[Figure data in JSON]
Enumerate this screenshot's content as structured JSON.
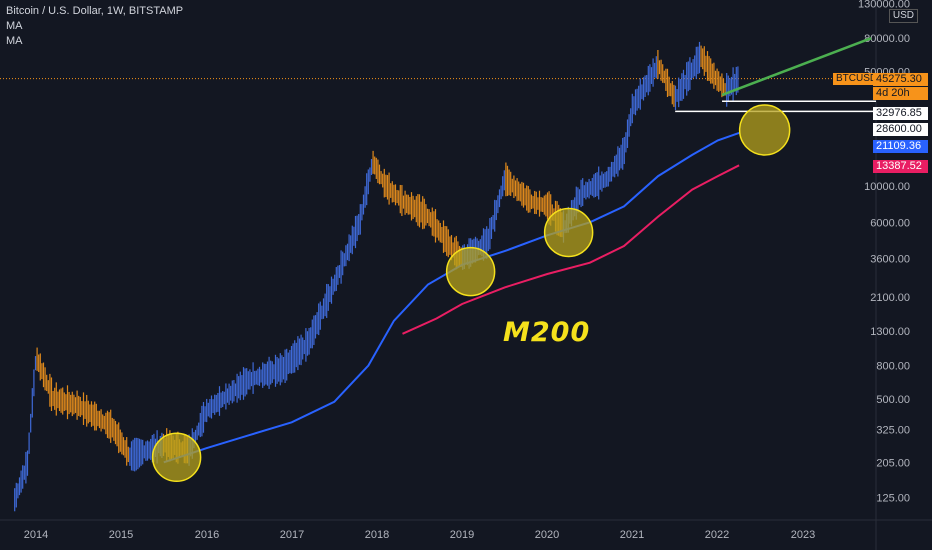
{
  "legend": {
    "title": "Bitcoin / U.S. Dollar, 1W, BITSTAMP",
    "ma1": "MA",
    "ma2": "MA"
  },
  "axis": {
    "currency": "USD",
    "y_ticks": [
      "130000.00",
      "80000.00",
      "50000.00",
      "32976.85",
      "28600.00",
      "21109.36",
      "13387.52",
      "10000.00",
      "6000.00",
      "3600.00",
      "2100.00",
      "1300.00",
      "800.00",
      "500.00",
      "325.00",
      "205.00",
      "125.00"
    ],
    "x_ticks": [
      "2014",
      "2015",
      "2016",
      "2017",
      "2018",
      "2019",
      "2020",
      "2021",
      "2022",
      "2023"
    ]
  },
  "price_tags": {
    "symbol": "BTCUSD",
    "last_price": "45275.30",
    "countdown": "4d 20h",
    "level1": "32976.85",
    "level2": "28600.00",
    "ma_blue": "21109.36",
    "ma_red": "13387.52"
  },
  "annotation": {
    "text": "M200"
  },
  "colors": {
    "background": "#131722",
    "up_candle": "#3f6ad8",
    "down_candle": "#e08a1c",
    "ma_blue": "#2962ff",
    "ma_red": "#e91e63",
    "trend_green": "#4caf50",
    "circle_fill": "#b5a21c",
    "circle_stroke": "#f5e11c"
  },
  "chart_data": {
    "type": "line",
    "scale": "log",
    "ylim": [
      100,
      130000
    ],
    "xlim": [
      2013.7,
      2023.8
    ],
    "series": [
      {
        "role": "BTCUSD price (approx)",
        "x": [
          2013.75,
          2013.9,
          2014.0,
          2014.2,
          2014.5,
          2014.9,
          2015.1,
          2015.5,
          2015.8,
          2016.0,
          2016.5,
          2016.9,
          2017.2,
          2017.5,
          2017.8,
          2017.95,
          2018.1,
          2018.3,
          2018.6,
          2018.9,
          2019.0,
          2019.3,
          2019.5,
          2019.8,
          2020.0,
          2020.2,
          2020.4,
          2020.7,
          2020.9,
          2021.0,
          2021.3,
          2021.5,
          2021.8,
          2021.95,
          2022.1,
          2022.25
        ],
        "y": [
          120,
          200,
          900,
          500,
          450,
          330,
          220,
          260,
          240,
          420,
          650,
          760,
          1100,
          2500,
          6000,
          14000,
          10000,
          8000,
          6500,
          4000,
          3600,
          4500,
          11000,
          8000,
          7500,
          5500,
          9000,
          11000,
          16000,
          30000,
          55000,
          34000,
          62000,
          47000,
          38000,
          45000
        ]
      },
      {
        "role": "moving average (blue)",
        "x": [
          2015.5,
          2016.0,
          2016.5,
          2017.0,
          2017.5,
          2017.9,
          2018.2,
          2018.6,
          2019.0,
          2019.5,
          2020.0,
          2020.5,
          2020.9,
          2021.3,
          2021.7,
          2022.0,
          2022.25
        ],
        "y": [
          205,
          250,
          300,
          360,
          480,
          800,
          1500,
          2500,
          3300,
          4000,
          5000,
          6000,
          7500,
          11500,
          15500,
          19000,
          21109
        ]
      },
      {
        "role": "moving average (red)",
        "x": [
          2018.3,
          2018.7,
          2019.0,
          2019.5,
          2020.0,
          2020.5,
          2020.9,
          2021.3,
          2021.7,
          2022.0,
          2022.25
        ],
        "y": [
          1250,
          1550,
          1900,
          2400,
          2900,
          3400,
          4300,
          6500,
          9500,
          11500,
          13387
        ]
      }
    ],
    "levels": [
      32976.85,
      28600.0
    ],
    "trendline": {
      "x": [
        2022.05,
        2023.8
      ],
      "y": [
        36000,
        80000
      ]
    },
    "highlight_circles": [
      {
        "x": 2015.65,
        "y": 220
      },
      {
        "x": 2019.1,
        "y": 3000
      },
      {
        "x": 2020.25,
        "y": 5200
      },
      {
        "x": 2022.55,
        "y": 22000
      }
    ]
  }
}
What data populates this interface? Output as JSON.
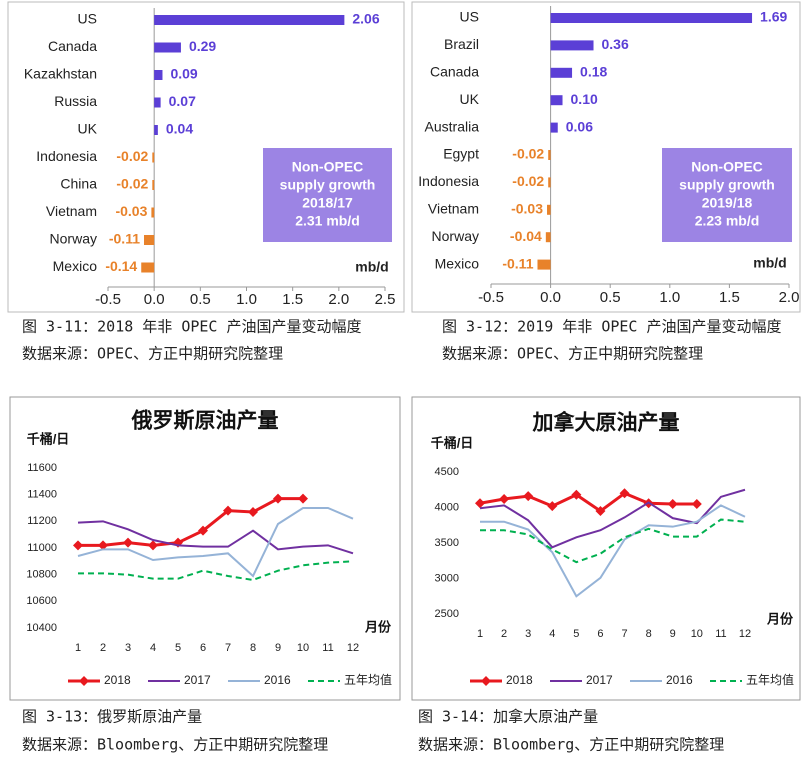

### Aim of the task
Print the records word for word and exclude any picture they hold.

### Result of this task
Enumerate this screenshot's content as structured JSON.
{
  "legend": {
    "title": "Bitcoin / U.S. Dollar, 1W, BITSTAMP",
    "ma1": "MA",
    "ma2": "MA"
  },
  "axis": {
    "currency": "USD",
    "y_ticks": [
      "130000.00",
      "80000.00",
      "50000.00",
      "32976.85",
      "28600.00",
      "21109.36",
      "13387.52",
      "10000.00",
      "6000.00",
      "3600.00",
      "2100.00",
      "1300.00",
      "800.00",
      "500.00",
      "325.00",
      "205.00",
      "125.00"
    ],
    "x_ticks": [
      "2014",
      "2015",
      "2016",
      "2017",
      "2018",
      "2019",
      "2020",
      "2021",
      "2022",
      "2023"
    ]
  },
  "price_tags": {
    "symbol": "BTCUSD",
    "last_price": "45275.30",
    "countdown": "4d 20h",
    "level1": "32976.85",
    "level2": "28600.00",
    "ma_blue": "21109.36",
    "ma_red": "13387.52"
  },
  "annotation": {
    "text": "M200"
  },
  "colors": {
    "background": "#131722",
    "up_candle": "#3f6ad8",
    "down_candle": "#e08a1c",
    "ma_blue": "#2962ff",
    "ma_red": "#e91e63",
    "trend_green": "#4caf50",
    "circle_fill": "#b5a21c",
    "circle_stroke": "#f5e11c"
  },
  "chart_data": {
    "type": "line",
    "scale": "log",
    "ylim": [
      100,
      130000
    ],
    "xlim": [
      2013.7,
      2023.8
    ],
    "series": [
      {
        "role": "BTCUSD price (approx)",
        "x": [
          2013.75,
          2013.9,
          2014.0,
          2014.2,
          2014.5,
          2014.9,
          2015.1,
          2015.5,
          2015.8,
          2016.0,
          2016.5,
          2016.9,
          2017.2,
          2017.5,
          2017.8,
          2017.95,
          2018.1,
          2018.3,
          2018.6,
          2018.9,
          2019.0,
          2019.3,
          2019.5,
          2019.8,
          2020.0,
          2020.2,
          2020.4,
          2020.7,
          2020.9,
          2021.0,
          2021.3,
          2021.5,
          2021.8,
          2021.95,
          2022.1,
          2022.25
        ],
        "y": [
          120,
          200,
          900,
          500,
          450,
          330,
          220,
          260,
          240,
          420,
          650,
          760,
          1100,
          2500,
          6000,
          14000,
          10000,
          8000,
          6500,
          4000,
          3600,
          4500,
          11000,
          8000,
          7500,
          5500,
          9000,
          11000,
          16000,
          30000,
          55000,
          34000,
          62000,
          47000,
          38000,
          45000
        ]
      },
      {
        "role": "moving average (blue)",
        "x": [
          2015.5,
          2016.0,
          2016.5,
          2017.0,
          2017.5,
          2017.9,
          2018.2,
          2018.6,
          2019.0,
          2019.5,
          2020.0,
          2020.5,
          2020.9,
          2021.3,
          2021.7,
          2022.0,
          2022.25
        ],
        "y": [
          205,
          250,
          300,
          360,
          480,
          800,
          1500,
          2500,
          3300,
          4000,
          5000,
          6000,
          7500,
          11500,
          15500,
          19000,
          21109
        ]
      },
      {
        "role": "moving average (red)",
        "x": [
          2018.3,
          2018.7,
          2019.0,
          2019.5,
          2020.0,
          2020.5,
          2020.9,
          2021.3,
          2021.7,
          2022.0,
          2022.25
        ],
        "y": [
          1250,
          1550,
          1900,
          2400,
          2900,
          3400,
          4300,
          6500,
          9500,
          11500,
          13387
        ]
      }
    ],
    "levels": [
      32976.85,
      28600.0
    ],
    "trendline": {
      "x": [
        2022.05,
        2023.8
      ],
      "y": [
        36000,
        80000
      ]
    },
    "highlight_circles": [
      {
        "x": 2015.65,
        "y": 220
      },
      {
        "x": 2019.1,
        "y": 3000
      },
      {
        "x": 2020.25,
        "y": 5200
      },
      {
        "x": 2022.55,
        "y": 22000
      }
    ]
  }
}
What data populates this interface? Output as JSON.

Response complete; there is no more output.